━━━ Exercise materials ━━━

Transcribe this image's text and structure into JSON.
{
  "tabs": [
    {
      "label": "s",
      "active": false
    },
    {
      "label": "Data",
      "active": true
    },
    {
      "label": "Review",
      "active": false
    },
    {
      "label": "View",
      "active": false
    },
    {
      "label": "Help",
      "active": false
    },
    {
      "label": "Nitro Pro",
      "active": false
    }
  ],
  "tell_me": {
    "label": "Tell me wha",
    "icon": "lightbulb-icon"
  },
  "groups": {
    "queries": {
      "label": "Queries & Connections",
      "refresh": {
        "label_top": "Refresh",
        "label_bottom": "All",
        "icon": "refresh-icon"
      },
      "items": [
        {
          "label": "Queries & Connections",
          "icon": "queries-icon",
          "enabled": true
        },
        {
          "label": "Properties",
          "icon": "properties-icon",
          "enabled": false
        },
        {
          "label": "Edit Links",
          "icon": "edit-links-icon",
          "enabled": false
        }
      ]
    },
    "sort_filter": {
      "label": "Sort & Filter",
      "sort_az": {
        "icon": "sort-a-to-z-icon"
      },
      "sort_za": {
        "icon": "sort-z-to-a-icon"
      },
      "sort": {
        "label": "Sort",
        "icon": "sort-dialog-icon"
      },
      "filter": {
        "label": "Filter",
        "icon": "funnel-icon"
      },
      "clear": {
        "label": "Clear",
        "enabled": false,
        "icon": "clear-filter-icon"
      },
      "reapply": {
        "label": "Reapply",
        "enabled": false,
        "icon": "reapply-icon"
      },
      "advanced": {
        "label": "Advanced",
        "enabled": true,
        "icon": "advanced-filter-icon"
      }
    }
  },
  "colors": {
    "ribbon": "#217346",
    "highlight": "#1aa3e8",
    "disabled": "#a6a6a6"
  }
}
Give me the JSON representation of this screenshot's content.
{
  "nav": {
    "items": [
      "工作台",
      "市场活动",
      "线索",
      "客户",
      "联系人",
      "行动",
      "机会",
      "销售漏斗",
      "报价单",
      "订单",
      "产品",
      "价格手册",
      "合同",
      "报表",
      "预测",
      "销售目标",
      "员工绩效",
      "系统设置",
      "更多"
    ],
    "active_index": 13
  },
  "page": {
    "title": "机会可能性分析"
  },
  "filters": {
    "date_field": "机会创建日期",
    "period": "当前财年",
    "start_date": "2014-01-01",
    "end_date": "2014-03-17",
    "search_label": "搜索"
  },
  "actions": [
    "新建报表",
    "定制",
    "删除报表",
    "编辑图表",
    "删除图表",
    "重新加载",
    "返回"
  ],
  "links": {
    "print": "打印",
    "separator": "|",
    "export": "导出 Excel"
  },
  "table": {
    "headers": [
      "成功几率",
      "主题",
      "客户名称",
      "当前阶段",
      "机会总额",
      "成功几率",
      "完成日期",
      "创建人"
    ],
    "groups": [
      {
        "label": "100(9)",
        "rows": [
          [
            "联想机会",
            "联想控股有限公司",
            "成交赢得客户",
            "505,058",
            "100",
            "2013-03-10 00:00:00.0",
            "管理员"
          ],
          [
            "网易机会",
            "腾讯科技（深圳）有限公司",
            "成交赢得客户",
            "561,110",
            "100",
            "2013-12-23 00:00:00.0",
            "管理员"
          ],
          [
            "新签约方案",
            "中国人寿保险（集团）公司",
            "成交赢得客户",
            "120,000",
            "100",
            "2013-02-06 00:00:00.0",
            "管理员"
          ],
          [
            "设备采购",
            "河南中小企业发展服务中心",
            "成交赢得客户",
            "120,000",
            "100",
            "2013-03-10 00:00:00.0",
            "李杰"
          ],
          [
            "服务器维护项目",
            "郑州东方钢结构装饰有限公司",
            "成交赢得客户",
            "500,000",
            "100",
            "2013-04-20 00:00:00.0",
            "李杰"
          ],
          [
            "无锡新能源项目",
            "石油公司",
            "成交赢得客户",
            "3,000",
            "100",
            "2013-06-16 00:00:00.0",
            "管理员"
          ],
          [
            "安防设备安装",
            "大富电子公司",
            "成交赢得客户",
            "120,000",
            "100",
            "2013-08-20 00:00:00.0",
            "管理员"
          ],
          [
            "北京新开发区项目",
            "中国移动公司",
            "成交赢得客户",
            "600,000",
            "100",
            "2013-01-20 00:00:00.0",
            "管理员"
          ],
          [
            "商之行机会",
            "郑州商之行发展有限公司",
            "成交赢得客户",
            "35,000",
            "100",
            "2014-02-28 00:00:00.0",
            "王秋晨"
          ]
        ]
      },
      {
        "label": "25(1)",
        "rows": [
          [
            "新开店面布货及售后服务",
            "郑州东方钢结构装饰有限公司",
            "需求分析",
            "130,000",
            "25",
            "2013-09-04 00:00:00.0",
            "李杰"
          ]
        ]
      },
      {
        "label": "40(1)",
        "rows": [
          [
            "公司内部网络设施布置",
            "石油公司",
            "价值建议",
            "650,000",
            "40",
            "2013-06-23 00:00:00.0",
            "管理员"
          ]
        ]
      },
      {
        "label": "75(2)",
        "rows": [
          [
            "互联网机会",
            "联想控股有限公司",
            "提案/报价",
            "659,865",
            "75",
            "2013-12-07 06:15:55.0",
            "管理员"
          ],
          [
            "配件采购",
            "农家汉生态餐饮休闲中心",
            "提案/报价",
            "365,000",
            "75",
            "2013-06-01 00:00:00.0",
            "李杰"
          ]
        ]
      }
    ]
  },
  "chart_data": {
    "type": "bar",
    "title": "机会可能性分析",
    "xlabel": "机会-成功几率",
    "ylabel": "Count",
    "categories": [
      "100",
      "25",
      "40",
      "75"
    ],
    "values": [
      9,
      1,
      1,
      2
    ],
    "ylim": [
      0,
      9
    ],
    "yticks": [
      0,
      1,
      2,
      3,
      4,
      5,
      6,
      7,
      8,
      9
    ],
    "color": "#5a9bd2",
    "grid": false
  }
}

━━━

**What is being asked**.
Output the records above in their entirety, exactly.

**Output of the task**.
Transcribe this image's text and structure into JSON.
{
  "tabs": [
    {
      "label": "s",
      "active": false
    },
    {
      "label": "Data",
      "active": true
    },
    {
      "label": "Review",
      "active": false
    },
    {
      "label": "View",
      "active": false
    },
    {
      "label": "Help",
      "active": false
    },
    {
      "label": "Nitro Pro",
      "active": false
    }
  ],
  "tell_me": {
    "label": "Tell me wha",
    "icon": "lightbulb-icon"
  },
  "groups": {
    "queries": {
      "label": "Queries & Connections",
      "refresh": {
        "label_top": "Refresh",
        "label_bottom": "All",
        "icon": "refresh-icon"
      },
      "items": [
        {
          "label": "Queries & Connections",
          "icon": "queries-icon",
          "enabled": true
        },
        {
          "label": "Properties",
          "icon": "properties-icon",
          "enabled": false
        },
        {
          "label": "Edit Links",
          "icon": "edit-links-icon",
          "enabled": false
        }
      ]
    },
    "sort_filter": {
      "label": "Sort & Filter",
      "sort_az": {
        "icon": "sort-a-to-z-icon"
      },
      "sort_za": {
        "icon": "sort-z-to-a-icon"
      },
      "sort": {
        "label": "Sort",
        "icon": "sort-dialog-icon"
      },
      "filter": {
        "label": "Filter",
        "icon": "funnel-icon"
      },
      "clear": {
        "label": "Clear",
        "enabled": false,
        "icon": "clear-filter-icon"
      },
      "reapply": {
        "label": "Reapply",
        "enabled": false,
        "icon": "reapply-icon"
      },
      "advanced": {
        "label": "Advanced",
        "enabled": true,
        "icon": "advanced-filter-icon"
      }
    }
  },
  "colors": {
    "ribbon": "#217346",
    "highlight": "#1aa3e8",
    "disabled": "#a6a6a6"
  }
}
Give me the JSON representation of this screenshot's content.
{
  "nav": {
    "items": [
      "工作台",
      "市场活动",
      "线索",
      "客户",
      "联系人",
      "行动",
      "机会",
      "销售漏斗",
      "报价单",
      "订单",
      "产品",
      "价格手册",
      "合同",
      "报表",
      "预测",
      "销售目标",
      "员工绩效",
      "系统设置",
      "更多"
    ],
    "active_index": 13
  },
  "page": {
    "title": "机会可能性分析"
  },
  "filters": {
    "date_field": "机会创建日期",
    "period": "当前财年",
    "start_date": "2014-01-01",
    "end_date": "2014-03-17",
    "search_label": "搜索"
  },
  "actions": [
    "新建报表",
    "定制",
    "删除报表",
    "编辑图表",
    "删除图表",
    "重新加载",
    "返回"
  ],
  "links": {
    "print": "打印",
    "separator": "|",
    "export": "导出 Excel"
  },
  "table": {
    "headers": [
      "成功几率",
      "主题",
      "客户名称",
      "当前阶段",
      "机会总额",
      "成功几率",
      "完成日期",
      "创建人"
    ],
    "groups": [
      {
        "label": "100(9)",
        "rows": [
          [
            "联想机会",
            "联想控股有限公司",
            "成交赢得客户",
            "505,058",
            "100",
            "2013-03-10 00:00:00.0",
            "管理员"
          ],
          [
            "网易机会",
            "腾讯科技（深圳）有限公司",
            "成交赢得客户",
            "561,110",
            "100",
            "2013-12-23 00:00:00.0",
            "管理员"
          ],
          [
            "新签约方案",
            "中国人寿保险（集团）公司",
            "成交赢得客户",
            "120,000",
            "100",
            "2013-02-06 00:00:00.0",
            "管理员"
          ],
          [
            "设备采购",
            "河南中小企业发展服务中心",
            "成交赢得客户",
            "120,000",
            "100",
            "2013-03-10 00:00:00.0",
            "李杰"
          ],
          [
            "服务器维护项目",
            "郑州东方钢结构装饰有限公司",
            "成交赢得客户",
            "500,000",
            "100",
            "2013-04-20 00:00:00.0",
            "李杰"
          ],
          [
            "无锡新能源项目",
            "石油公司",
            "成交赢得客户",
            "3,000",
            "100",
            "2013-06-16 00:00:00.0",
            "管理员"
          ],
          [
            "安防设备安装",
            "大富电子公司",
            "成交赢得客户",
            "120,000",
            "100",
            "2013-08-20 00:00:00.0",
            "管理员"
          ],
          [
            "北京新开发区项目",
            "中国移动公司",
            "成交赢得客户",
            "600,000",
            "100",
            "2013-01-20 00:00:00.0",
            "管理员"
          ],
          [
            "商之行机会",
            "郑州商之行发展有限公司",
            "成交赢得客户",
            "35,000",
            "100",
            "2014-02-28 00:00:00.0",
            "王秋晨"
          ]
        ]
      },
      {
        "label": "25(1)",
        "rows": [
          [
            "新开店面布货及售后服务",
            "郑州东方钢结构装饰有限公司",
            "需求分析",
            "130,000",
            "25",
            "2013-09-04 00:00:00.0",
            "李杰"
          ]
        ]
      },
      {
        "label": "40(1)",
        "rows": [
          [
            "公司内部网络设施布置",
            "石油公司",
            "价值建议",
            "650,000",
            "40",
            "2013-06-23 00:00:00.0",
            "管理员"
          ]
        ]
      },
      {
        "label": "75(2)",
        "rows": [
          [
            "互联网机会",
            "联想控股有限公司",
            "提案/报价",
            "659,865",
            "75",
            "2013-12-07 06:15:55.0",
            "管理员"
          ],
          [
            "配件采购",
            "农家汉生态餐饮休闲中心",
            "提案/报价",
            "365,000",
            "75",
            "2013-06-01 00:00:00.0",
            "李杰"
          ]
        ]
      }
    ]
  },
  "chart_data": {
    "type": "bar",
    "title": "机会可能性分析",
    "xlabel": "机会-成功几率",
    "ylabel": "Count",
    "categories": [
      "100",
      "25",
      "40",
      "75"
    ],
    "values": [
      9,
      1,
      1,
      2
    ],
    "ylim": [
      0,
      9
    ],
    "yticks": [
      0,
      1,
      2,
      3,
      4,
      5,
      6,
      7,
      8,
      9
    ],
    "color": "#5a9bd2",
    "grid": false
  }
}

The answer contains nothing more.